▸ **Source passage**
# # #

North Sea Rising: Navigating the Floodscapes

North Sea Rising: Navigating the Floodscapes
A Cross-Disciplinary Voyage into Flood Resilience in the North Sea Basin.

Waterscapes Research Collective
Milano (IT), London (UK)
Links
Team members
Nabi Agzamov
Francesca Vanelli
Field of work
Architecture, Urban planning, Landscape architecture, Ecology, Research
Project category
Urbanity
Project submitted
2023

Waterscapes Research Collective is helmed by two dynamic early-stage researchers, Francesca Vanelli and Nabi Agzamov, both Marie Skłodowska-Curie Fellows under the RMIT European Doctoral Innovators (REDI) Program, funded by the European Union's Horizon 2020 research and innovation programme. We integrate our research and expertise to address equitable flood adaptation issues in the North Sea's macro-region, its countries and basins.

# # #

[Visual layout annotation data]

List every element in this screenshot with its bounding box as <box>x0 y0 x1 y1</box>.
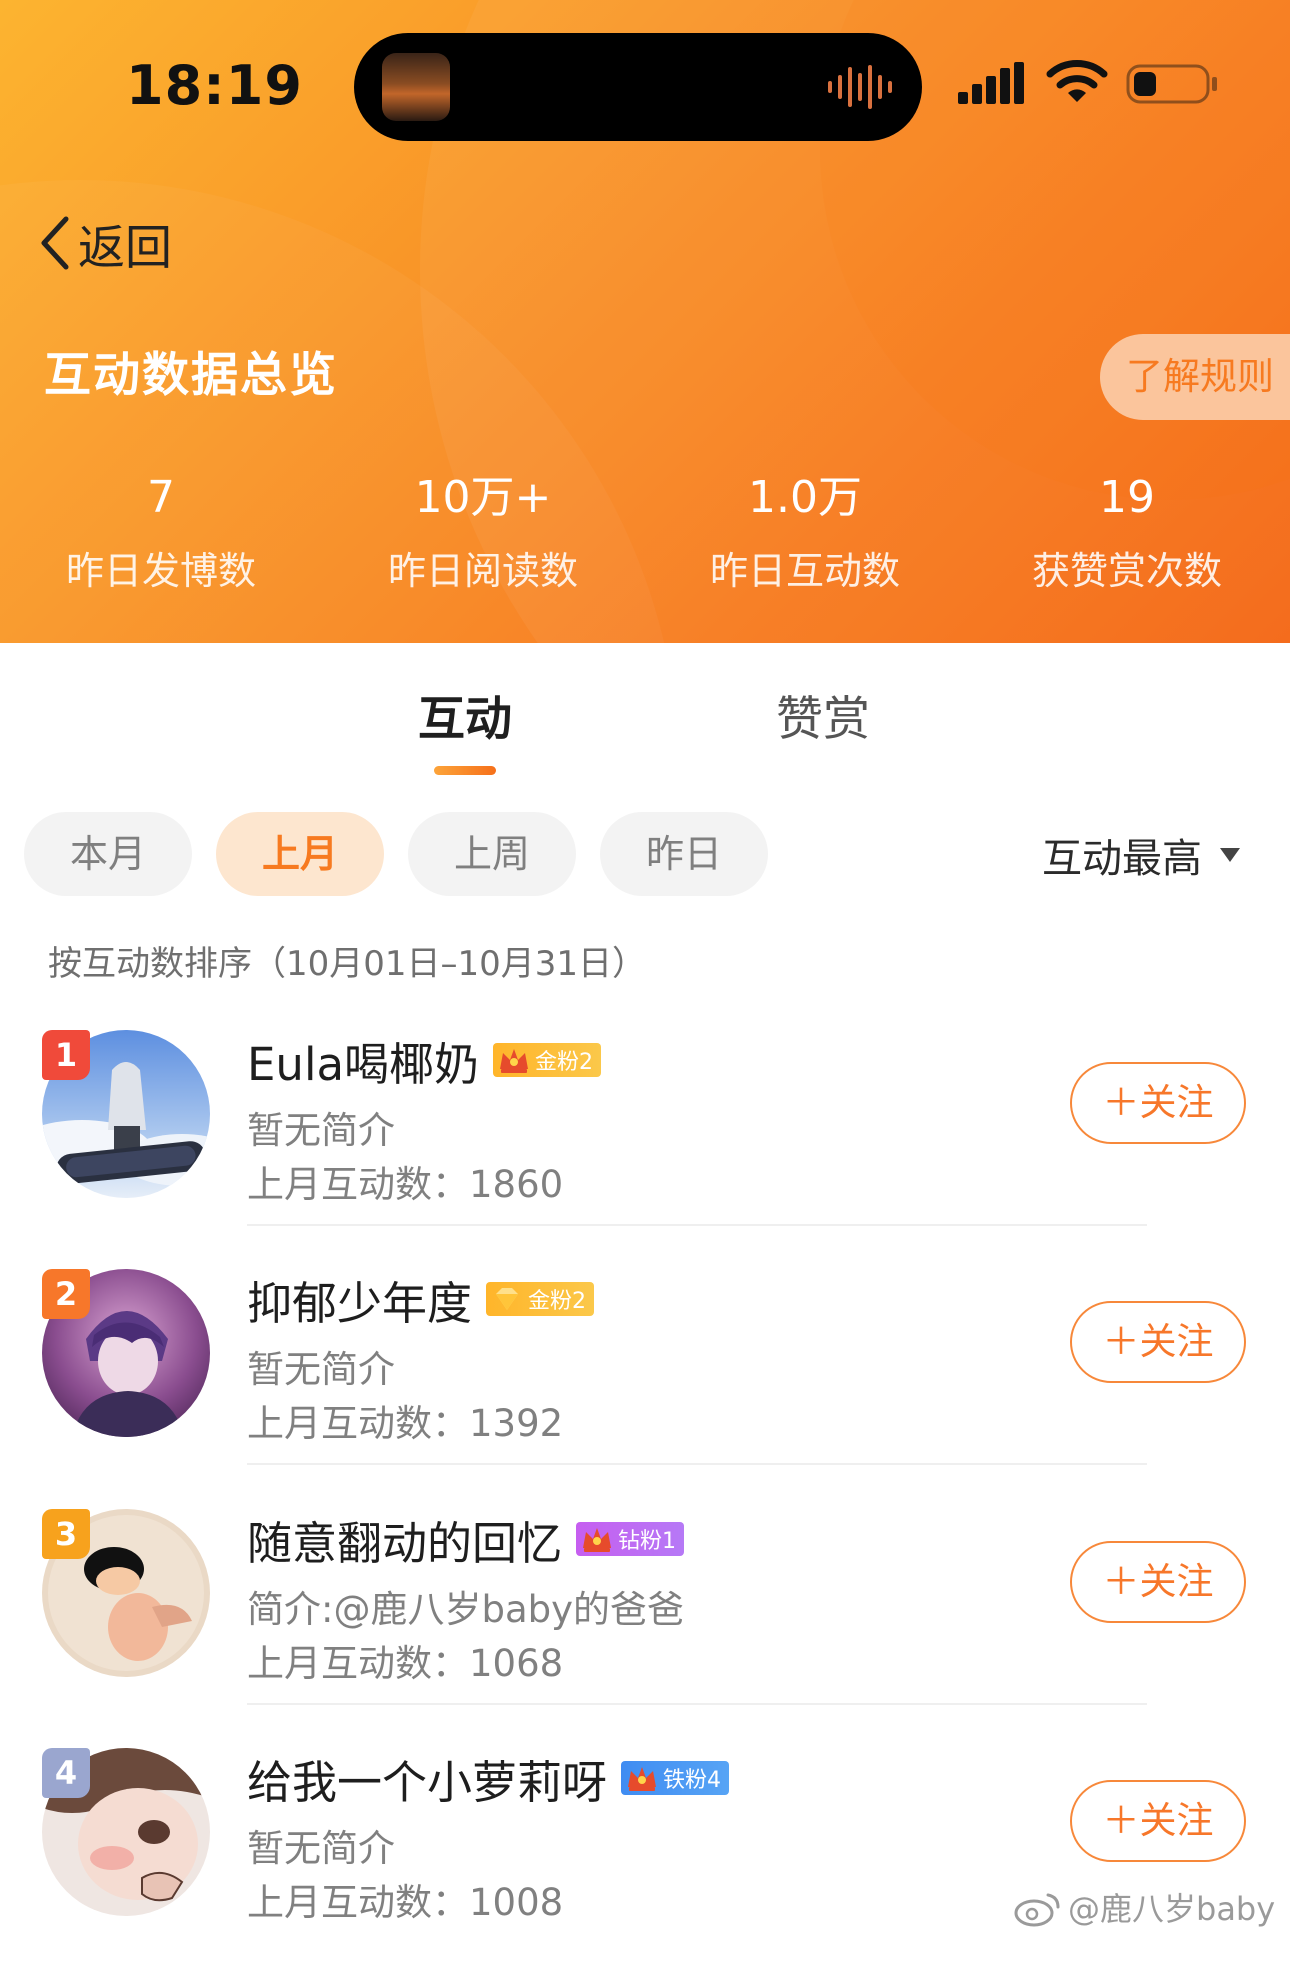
stat-value: 19 <box>1099 472 1155 523</box>
stat-reads-yesterday: 10万+ 昨日阅读数 <box>322 470 644 595</box>
count-label: 上月互动数： <box>247 1881 469 1924</box>
caret-down-icon <box>1220 848 1240 862</box>
badge-label: 铁粉4 <box>663 1768 722 1793</box>
avatar[interactable]: 4 <box>42 1748 210 1916</box>
user-name[interactable]: Eula喝椰奶 <box>247 1028 479 1093</box>
user-name-row: 给我一个小萝莉呀 铁粉4 <box>247 1746 730 1811</box>
date-range-note: 按互动数排序（10月01日–10月31日） <box>48 944 647 984</box>
user-bio: 暂无简介 <box>247 1348 395 1391</box>
stat-value: 7 <box>147 472 175 523</box>
badge-label: 金粉2 <box>535 1050 594 1075</box>
interaction-count: 上月互动数：1008 <box>247 1872 563 1926</box>
list-item: 3 随意翻动的回忆 钻粉1 简介:@鹿八岁baby的爸爸 上月互动数：1068 … <box>0 1509 1290 1749</box>
count-label: 上月互动数： <box>247 1402 469 1445</box>
tab-rewards[interactable]: 赞赏 <box>776 680 870 749</box>
list-item: 4 给我一个小萝莉呀 铁粉4 暂无简介 上月互动数：1008 ＋关注 <box>0 1748 1290 1988</box>
dynamic-island <box>354 33 922 141</box>
crown-icon <box>628 1767 657 1791</box>
badge-label: 金粉2 <box>528 1289 587 1314</box>
count-label: 上月互动数： <box>247 1163 469 1206</box>
user-name[interactable]: 给我一个小萝莉呀 <box>247 1746 607 1811</box>
battery-icon <box>1126 64 1217 104</box>
stat-label: 昨日阅读数 <box>387 549 578 593</box>
filter-last-week[interactable]: 上周 <box>408 812 576 896</box>
stat-posts-yesterday: 7 昨日发博数 <box>0 470 322 595</box>
user-bio: 暂无简介 <box>247 1827 395 1870</box>
chevron-left-icon <box>41 216 69 270</box>
watermark-text: @鹿八岁baby <box>1068 1890 1276 1928</box>
user-name[interactable]: 抑郁少年度 <box>247 1267 472 1332</box>
tab-interaction[interactable]: 互动 <box>418 680 512 749</box>
filter-this-month[interactable]: 本月 <box>24 812 192 896</box>
page-title: 互动数据总览 <box>44 348 338 403</box>
count-value: 1068 <box>469 1642 564 1685</box>
interaction-count: 上月互动数：1392 <box>247 1393 563 1447</box>
back-label: 返回 <box>78 220 172 276</box>
divider <box>247 1703 1147 1705</box>
count-value: 1008 <box>469 1881 564 1924</box>
sort-label: 互动最高 <box>1042 836 1202 882</box>
back-button[interactable]: 返回 <box>36 208 172 278</box>
count-value: 1392 <box>469 1402 564 1445</box>
crown-icon <box>583 1528 612 1552</box>
interaction-count: 上月互动数：1860 <box>247 1154 563 1208</box>
rank-badge: 4 <box>42 1748 90 1798</box>
list-item: 1 Eula喝椰奶 金粉2 暂无简介 上月互动数：1860 ＋关注 <box>0 1030 1290 1270</box>
wifi-icon <box>1046 60 1108 102</box>
user-name-row: Eula喝椰奶 金粉2 <box>247 1028 602 1093</box>
badge-label: 钻粉1 <box>618 1529 677 1554</box>
stat-label: 获赞赏次数 <box>1031 549 1222 593</box>
stat-value: 10万+ <box>414 472 552 523</box>
rank-badge: 2 <box>42 1269 90 1319</box>
user-bio: 暂无简介 <box>247 1109 395 1152</box>
rank-badge: 3 <box>42 1509 90 1559</box>
follow-button[interactable]: ＋关注 <box>1070 1062 1246 1144</box>
count-value: 1860 <box>469 1163 564 1206</box>
list-item: 2 抑郁少年度 金粉2 暂无简介 上月互动数：1392 ＋关注 <box>0 1269 1290 1509</box>
follow-button[interactable]: ＋关注 <box>1070 1301 1246 1383</box>
cellular-signal-icon <box>958 62 1024 104</box>
avatar[interactable]: 3 <box>42 1509 210 1677</box>
stat-rewards: 19 获赞赏次数 <box>966 470 1288 595</box>
status-time: 18:19 <box>126 54 303 117</box>
interaction-count: 上月互动数：1068 <box>247 1633 563 1687</box>
follow-button[interactable]: ＋关注 <box>1070 1780 1246 1862</box>
user-name-row: 抑郁少年度 金粉2 <box>247 1267 595 1332</box>
stat-label: 昨日互动数 <box>709 549 900 593</box>
active-tab-indicator <box>434 766 496 775</box>
fan-level-badge: 金粉2 <box>493 1043 602 1077</box>
stat-value: 1.0万 <box>748 472 862 523</box>
crown-icon <box>500 1049 529 1073</box>
rules-button[interactable]: 了解规则 <box>1100 334 1290 420</box>
follow-button[interactable]: ＋关注 <box>1070 1541 1246 1623</box>
fan-level-badge: 钻粉1 <box>576 1522 685 1556</box>
gem-icon <box>496 1288 519 1310</box>
avatar[interactable]: 1 <box>42 1030 210 1198</box>
fan-level-badge: 金粉2 <box>486 1282 595 1316</box>
overview-header: 18:19 返回 互动数据总览 了解规则 7 昨日发博数 10万+ 昨日阅读数 … <box>0 0 1290 643</box>
weibo-watermark: @鹿八岁baby <box>1012 1884 1275 1930</box>
user-bio: 简介:@鹿八岁baby的爸爸 <box>247 1588 685 1631</box>
count-label: 上月互动数： <box>247 1642 469 1685</box>
sort-dropdown[interactable]: 互动最高 <box>1042 826 1240 884</box>
audio-waveform-icon <box>828 65 892 109</box>
filter-last-month[interactable]: 上月 <box>216 812 384 896</box>
rank-badge: 1 <box>42 1030 90 1080</box>
now-playing-artwork <box>382 53 450 121</box>
avatar[interactable]: 2 <box>42 1269 210 1437</box>
weibo-logo-icon <box>1014 1893 1060 1927</box>
divider <box>247 1224 1147 1226</box>
divider <box>247 1463 1147 1465</box>
fan-level-badge: 铁粉4 <box>621 1761 730 1795</box>
user-name-row: 随意翻动的回忆 钻粉1 <box>247 1507 685 1572</box>
user-name[interactable]: 随意翻动的回忆 <box>247 1507 562 1572</box>
stat-interactions-yesterday: 1.0万 昨日互动数 <box>644 470 966 595</box>
stat-label: 昨日发博数 <box>65 549 256 593</box>
filter-yesterday[interactable]: 昨日 <box>600 812 768 896</box>
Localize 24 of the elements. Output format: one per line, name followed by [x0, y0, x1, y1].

# # #

Reproduce the North Sea flood project text from "Waterscapes Research Collective is" to "countries and basins.", switching "dynamic" for "driven".

▸ **The solution**
Waterscapes Research Collective is helmed by two driven early-stage researchers, Francesca Vanelli and Nabi Agzamov, both Marie Skłodowska-Curie Fellows under the RMIT European Doctoral Innovators (REDI) Program, funded by the European Union's Horizon 2020 research and innovation programme. We integrate our research and expertise to address equitable flood adaptation issues in the North Sea's macro-region, its countries and basins.